> _RECORD SET_:
______________________________

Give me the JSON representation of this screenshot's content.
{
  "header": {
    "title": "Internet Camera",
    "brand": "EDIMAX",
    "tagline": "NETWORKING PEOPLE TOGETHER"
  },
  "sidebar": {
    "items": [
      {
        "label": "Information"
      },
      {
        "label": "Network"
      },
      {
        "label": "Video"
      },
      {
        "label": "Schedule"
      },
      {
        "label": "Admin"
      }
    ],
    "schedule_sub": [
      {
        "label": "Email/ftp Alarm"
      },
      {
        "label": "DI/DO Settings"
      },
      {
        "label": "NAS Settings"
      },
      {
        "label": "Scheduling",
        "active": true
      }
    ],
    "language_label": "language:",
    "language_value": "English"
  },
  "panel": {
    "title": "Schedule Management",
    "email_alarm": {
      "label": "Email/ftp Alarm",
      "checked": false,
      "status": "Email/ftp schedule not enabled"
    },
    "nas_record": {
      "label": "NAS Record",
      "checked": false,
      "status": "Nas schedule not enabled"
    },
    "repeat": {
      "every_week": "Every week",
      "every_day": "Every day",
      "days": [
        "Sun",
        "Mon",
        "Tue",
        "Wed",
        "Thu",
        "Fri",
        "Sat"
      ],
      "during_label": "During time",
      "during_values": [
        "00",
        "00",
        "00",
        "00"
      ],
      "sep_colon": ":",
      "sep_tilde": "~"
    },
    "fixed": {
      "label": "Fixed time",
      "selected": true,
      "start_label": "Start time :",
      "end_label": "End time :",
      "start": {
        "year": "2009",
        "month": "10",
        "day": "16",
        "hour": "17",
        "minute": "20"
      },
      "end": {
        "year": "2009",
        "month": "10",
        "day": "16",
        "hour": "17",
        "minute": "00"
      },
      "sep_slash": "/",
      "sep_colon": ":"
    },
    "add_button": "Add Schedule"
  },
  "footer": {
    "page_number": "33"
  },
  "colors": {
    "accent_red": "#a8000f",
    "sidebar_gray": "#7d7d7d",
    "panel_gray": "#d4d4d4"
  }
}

______________________________

Reproduce every line of the material above exactly.

Give me the JSON representation of this screenshot's content.
{
  "header": {
    "title": "Internet Camera",
    "brand": "EDIMAX",
    "tagline": "NETWORKING PEOPLE TOGETHER"
  },
  "sidebar": {
    "items": [
      {
        "label": "Information"
      },
      {
        "label": "Network"
      },
      {
        "label": "Video"
      },
      {
        "label": "Schedule"
      },
      {
        "label": "Admin"
      }
    ],
    "schedule_sub": [
      {
        "label": "Email/ftp Alarm"
      },
      {
        "label": "DI/DO Settings"
      },
      {
        "label": "NAS Settings"
      },
      {
        "label": "Scheduling",
        "active": true
      }
    ],
    "language_label": "language:",
    "language_value": "English"
  },
  "panel": {
    "title": "Schedule Management",
    "email_alarm": {
      "label": "Email/ftp Alarm",
      "checked": false,
      "status": "Email/ftp schedule not enabled"
    },
    "nas_record": {
      "label": "NAS Record",
      "checked": false,
      "status": "Nas schedule not enabled"
    },
    "repeat": {
      "every_week": "Every week",
      "every_day": "Every day",
      "days": [
        "Sun",
        "Mon",
        "Tue",
        "Wed",
        "Thu",
        "Fri",
        "Sat"
      ],
      "during_label": "During time",
      "during_values": [
        "00",
        "00",
        "00",
        "00"
      ],
      "sep_colon": ":",
      "sep_tilde": "~"
    },
    "fixed": {
      "label": "Fixed time",
      "selected": true,
      "start_label": "Start time :",
      "end_label": "End time :",
      "start": {
        "year": "2009",
        "month": "10",
        "day": "16",
        "hour": "17",
        "minute": "20"
      },
      "end": {
        "year": "2009",
        "month": "10",
        "day": "16",
        "hour": "17",
        "minute": "00"
      },
      "sep_slash": "/",
      "sep_colon": ":"
    },
    "add_button": "Add Schedule"
  },
  "footer": {
    "page_number": "33"
  },
  "colors": {
    "accent_red": "#a8000f",
    "sidebar_gray": "#7d7d7d",
    "panel_gray": "#d4d4d4"
  }
}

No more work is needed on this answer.